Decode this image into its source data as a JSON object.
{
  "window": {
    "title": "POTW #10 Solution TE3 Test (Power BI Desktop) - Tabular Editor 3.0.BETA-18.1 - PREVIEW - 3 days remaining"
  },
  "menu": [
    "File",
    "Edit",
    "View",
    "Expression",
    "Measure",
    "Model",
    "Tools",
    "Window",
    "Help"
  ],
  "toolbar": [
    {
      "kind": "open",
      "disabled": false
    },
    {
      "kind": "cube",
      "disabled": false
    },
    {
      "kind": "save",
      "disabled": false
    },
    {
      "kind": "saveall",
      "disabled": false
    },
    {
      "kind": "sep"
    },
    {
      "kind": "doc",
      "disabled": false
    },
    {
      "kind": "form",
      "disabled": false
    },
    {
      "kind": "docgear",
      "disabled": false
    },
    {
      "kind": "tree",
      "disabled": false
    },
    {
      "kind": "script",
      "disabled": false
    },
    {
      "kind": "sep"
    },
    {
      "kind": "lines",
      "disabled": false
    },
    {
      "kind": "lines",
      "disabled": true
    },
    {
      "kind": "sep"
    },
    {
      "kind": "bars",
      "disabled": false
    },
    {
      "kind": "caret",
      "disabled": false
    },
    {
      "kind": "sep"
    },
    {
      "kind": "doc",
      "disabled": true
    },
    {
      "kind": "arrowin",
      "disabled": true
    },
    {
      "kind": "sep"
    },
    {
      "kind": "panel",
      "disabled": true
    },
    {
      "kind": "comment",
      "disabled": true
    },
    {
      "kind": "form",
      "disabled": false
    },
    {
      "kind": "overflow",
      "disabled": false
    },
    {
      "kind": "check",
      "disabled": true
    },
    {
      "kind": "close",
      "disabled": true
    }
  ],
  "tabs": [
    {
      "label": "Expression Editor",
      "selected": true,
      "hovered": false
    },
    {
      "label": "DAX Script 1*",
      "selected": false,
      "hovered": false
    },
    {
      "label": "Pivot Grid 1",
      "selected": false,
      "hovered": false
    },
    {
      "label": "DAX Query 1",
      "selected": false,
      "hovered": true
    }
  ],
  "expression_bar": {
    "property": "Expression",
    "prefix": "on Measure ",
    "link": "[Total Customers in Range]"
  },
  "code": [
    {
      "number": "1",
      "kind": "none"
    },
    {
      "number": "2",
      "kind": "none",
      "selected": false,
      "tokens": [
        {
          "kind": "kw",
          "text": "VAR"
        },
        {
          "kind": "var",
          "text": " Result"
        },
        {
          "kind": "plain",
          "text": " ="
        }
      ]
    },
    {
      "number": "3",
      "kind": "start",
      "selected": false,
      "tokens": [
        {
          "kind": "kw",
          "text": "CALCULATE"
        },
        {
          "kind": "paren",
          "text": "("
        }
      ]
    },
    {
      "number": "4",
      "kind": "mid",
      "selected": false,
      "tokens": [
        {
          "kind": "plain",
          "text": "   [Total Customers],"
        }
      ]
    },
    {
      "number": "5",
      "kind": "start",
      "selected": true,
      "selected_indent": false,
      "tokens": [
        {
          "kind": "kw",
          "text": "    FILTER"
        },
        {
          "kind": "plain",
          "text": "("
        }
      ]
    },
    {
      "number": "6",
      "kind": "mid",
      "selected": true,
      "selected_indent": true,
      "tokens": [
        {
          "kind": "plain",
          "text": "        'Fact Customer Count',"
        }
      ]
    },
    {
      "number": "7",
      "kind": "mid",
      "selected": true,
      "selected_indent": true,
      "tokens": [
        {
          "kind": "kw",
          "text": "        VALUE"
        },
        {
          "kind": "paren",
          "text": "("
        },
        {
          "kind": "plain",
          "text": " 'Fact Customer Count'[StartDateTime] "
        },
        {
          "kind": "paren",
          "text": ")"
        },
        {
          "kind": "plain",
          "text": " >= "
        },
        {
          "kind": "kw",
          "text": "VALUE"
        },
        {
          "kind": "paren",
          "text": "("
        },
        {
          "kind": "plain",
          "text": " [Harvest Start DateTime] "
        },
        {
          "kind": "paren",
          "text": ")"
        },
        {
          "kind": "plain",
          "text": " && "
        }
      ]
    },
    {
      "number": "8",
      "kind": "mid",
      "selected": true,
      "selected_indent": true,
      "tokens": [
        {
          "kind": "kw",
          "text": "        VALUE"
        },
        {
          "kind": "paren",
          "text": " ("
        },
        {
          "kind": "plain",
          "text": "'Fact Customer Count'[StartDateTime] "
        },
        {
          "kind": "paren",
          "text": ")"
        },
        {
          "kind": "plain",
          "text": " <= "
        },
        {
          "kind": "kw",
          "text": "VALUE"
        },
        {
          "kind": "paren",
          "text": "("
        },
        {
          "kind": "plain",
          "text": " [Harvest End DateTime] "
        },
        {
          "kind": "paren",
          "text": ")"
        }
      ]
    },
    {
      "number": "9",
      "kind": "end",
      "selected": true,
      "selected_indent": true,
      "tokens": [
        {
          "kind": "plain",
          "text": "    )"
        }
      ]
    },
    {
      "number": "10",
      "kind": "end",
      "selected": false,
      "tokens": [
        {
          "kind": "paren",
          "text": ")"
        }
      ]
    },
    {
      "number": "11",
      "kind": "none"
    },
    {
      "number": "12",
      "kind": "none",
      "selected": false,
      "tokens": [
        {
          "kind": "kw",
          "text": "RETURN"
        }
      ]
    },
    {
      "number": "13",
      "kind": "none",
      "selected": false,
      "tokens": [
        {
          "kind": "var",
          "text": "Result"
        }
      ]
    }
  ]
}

### [Direction]
Set all of the entries down again, exactly as they were given.

### [Written reply]
Decode this image into its source data as a JSON object.
{
  "window": {
    "title": "POTW #10 Solution TE3 Test (Power BI Desktop) - Tabular Editor 3.0.BETA-18.1 - PREVIEW - 3 days remaining"
  },
  "menu": [
    "File",
    "Edit",
    "View",
    "Expression",
    "Measure",
    "Model",
    "Tools",
    "Window",
    "Help"
  ],
  "toolbar": [
    {
      "kind": "open",
      "disabled": false
    },
    {
      "kind": "cube",
      "disabled": false
    },
    {
      "kind": "save",
      "disabled": false
    },
    {
      "kind": "saveall",
      "disabled": false
    },
    {
      "kind": "sep"
    },
    {
      "kind": "doc",
      "disabled": false
    },
    {
      "kind": "form",
      "disabled": false
    },
    {
      "kind": "docgear",
      "disabled": false
    },
    {
      "kind": "tree",
      "disabled": false
    },
    {
      "kind": "script",
      "disabled": false
    },
    {
      "kind": "sep"
    },
    {
      "kind": "lines",
      "disabled": false
    },
    {
      "kind": "lines",
      "disabled": true
    },
    {
      "kind": "sep"
    },
    {
      "kind": "bars",
      "disabled": false
    },
    {
      "kind": "caret",
      "disabled": false
    },
    {
      "kind": "sep"
    },
    {
      "kind": "doc",
      "disabled": true
    },
    {
      "kind": "arrowin",
      "disabled": true
    },
    {
      "kind": "sep"
    },
    {
      "kind": "panel",
      "disabled": true
    },
    {
      "kind": "comment",
      "disabled": true
    },
    {
      "kind": "form",
      "disabled": false
    },
    {
      "kind": "overflow",
      "disabled": false
    },
    {
      "kind": "check",
      "disabled": true
    },
    {
      "kind": "close",
      "disabled": true
    }
  ],
  "tabs": [
    {
      "label": "Expression Editor",
      "selected": true,
      "hovered": false
    },
    {
      "label": "DAX Script 1*",
      "selected": false,
      "hovered": false
    },
    {
      "label": "Pivot Grid 1",
      "selected": false,
      "hovered": false
    },
    {
      "label": "DAX Query 1",
      "selected": false,
      "hovered": true
    }
  ],
  "expression_bar": {
    "property": "Expression",
    "prefix": "on Measure ",
    "link": "[Total Customers in Range]"
  },
  "code": [
    {
      "number": "1",
      "kind": "none"
    },
    {
      "number": "2",
      "kind": "none",
      "selected": false,
      "tokens": [
        {
          "kind": "kw",
          "text": "VAR"
        },
        {
          "kind": "var",
          "text": " Result"
        },
        {
          "kind": "plain",
          "text": " ="
        }
      ]
    },
    {
      "number": "3",
      "kind": "start",
      "selected": false,
      "tokens": [
        {
          "kind": "kw",
          "text": "CALCULATE"
        },
        {
          "kind": "paren",
          "text": "("
        }
      ]
    },
    {
      "number": "4",
      "kind": "mid",
      "selected": false,
      "tokens": [
        {
          "kind": "plain",
          "text": "   [Total Customers],"
        }
      ]
    },
    {
      "number": "5",
      "kind": "start",
      "selected": true,
      "selected_indent": false,
      "tokens": [
        {
          "kind": "kw",
          "text": "    FILTER"
        },
        {
          "kind": "plain",
          "text": "("
        }
      ]
    },
    {
      "number": "6",
      "kind": "mid",
      "selected": true,
      "selected_indent": true,
      "tokens": [
        {
          "kind": "plain",
          "text": "        'Fact Customer Count',"
        }
      ]
    },
    {
      "number": "7",
      "kind": "mid",
      "selected": true,
      "selected_indent": true,
      "tokens": [
        {
          "kind": "kw",
          "text": "        VALUE"
        },
        {
          "kind": "paren",
          "text": "("
        },
        {
          "kind": "plain",
          "text": " 'Fact Customer Count'[StartDateTime] "
        },
        {
          "kind": "paren",
          "text": ")"
        },
        {
          "kind": "plain",
          "text": " >= "
        },
        {
          "kind": "kw",
          "text": "VALUE"
        },
        {
          "kind": "paren",
          "text": "("
        },
        {
          "kind": "plain",
          "text": " [Harvest Start DateTime] "
        },
        {
          "kind": "paren",
          "text": ")"
        },
        {
          "kind": "plain",
          "text": " && "
        }
      ]
    },
    {
      "number": "8",
      "kind": "mid",
      "selected": true,
      "selected_indent": true,
      "tokens": [
        {
          "kind": "kw",
          "text": "        VALUE"
        },
        {
          "kind": "paren",
          "text": " ("
        },
        {
          "kind": "plain",
          "text": "'Fact Customer Count'[StartDateTime] "
        },
        {
          "kind": "paren",
          "text": ")"
        },
        {
          "kind": "plain",
          "text": " <= "
        },
        {
          "kind": "kw",
          "text": "VALUE"
        },
        {
          "kind": "paren",
          "text": "("
        },
        {
          "kind": "plain",
          "text": " [Harvest End DateTime] "
        },
        {
          "kind": "paren",
          "text": ")"
        }
      ]
    },
    {
      "number": "9",
      "kind": "end",
      "selected": true,
      "selected_indent": true,
      "tokens": [
        {
          "kind": "plain",
          "text": "    )"
        }
      ]
    },
    {
      "number": "10",
      "kind": "end",
      "selected": false,
      "tokens": [
        {
          "kind": "paren",
          "text": ")"
        }
      ]
    },
    {
      "number": "11",
      "kind": "none"
    },
    {
      "number": "12",
      "kind": "none",
      "selected": false,
      "tokens": [
        {
          "kind": "kw",
          "text": "RETURN"
        }
      ]
    },
    {
      "number": "13",
      "kind": "none",
      "selected": false,
      "tokens": [
        {
          "kind": "var",
          "text": "Result"
        }
      ]
    }
  ]
}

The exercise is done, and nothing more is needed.